#### Task brief:
Each line below should be reproduced without any alteration.

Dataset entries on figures
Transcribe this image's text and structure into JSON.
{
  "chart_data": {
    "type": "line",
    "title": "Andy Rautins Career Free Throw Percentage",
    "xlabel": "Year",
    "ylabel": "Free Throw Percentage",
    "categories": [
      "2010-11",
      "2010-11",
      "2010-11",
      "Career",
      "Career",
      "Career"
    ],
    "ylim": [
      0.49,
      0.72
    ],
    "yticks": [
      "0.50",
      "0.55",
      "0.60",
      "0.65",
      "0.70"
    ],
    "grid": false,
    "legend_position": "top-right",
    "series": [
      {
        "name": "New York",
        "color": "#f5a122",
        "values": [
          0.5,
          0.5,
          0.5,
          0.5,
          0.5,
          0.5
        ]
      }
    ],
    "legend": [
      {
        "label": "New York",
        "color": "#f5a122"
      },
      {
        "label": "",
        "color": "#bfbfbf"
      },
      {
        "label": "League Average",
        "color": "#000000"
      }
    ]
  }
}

#### Right answer:
Transcribe this image's text and structure into JSON.
{
  "chart_data": {
    "type": "line",
    "title": "Andy Rautins Career Free Throw Percentage",
    "xlabel": "Year",
    "ylabel": "Free Throw Percentage",
    "categories": [
      "2010-11",
      "2010-11",
      "2010-11",
      "Career",
      "Career",
      "Career"
    ],
    "ylim": [
      0.49,
      0.72
    ],
    "yticks": [
      "0.50",
      "0.55",
      "0.60",
      "0.65",
      "0.70"
    ],
    "grid": false,
    "legend_position": "top-right",
    "series": [
      {
        "name": "New York",
        "color": "#f5a122",
        "values": [
          0.5,
          0.5,
          0.5,
          0.5,
          0.5,
          0.5
        ]
      }
    ],
    "legend": [
      {
        "label": "New York",
        "color": "#f5a122"
      },
      {
        "label": "",
        "color": "#bfbfbf"
      },
      {
        "label": "League Average",
        "color": "#000000"
      }
    ]
  }
}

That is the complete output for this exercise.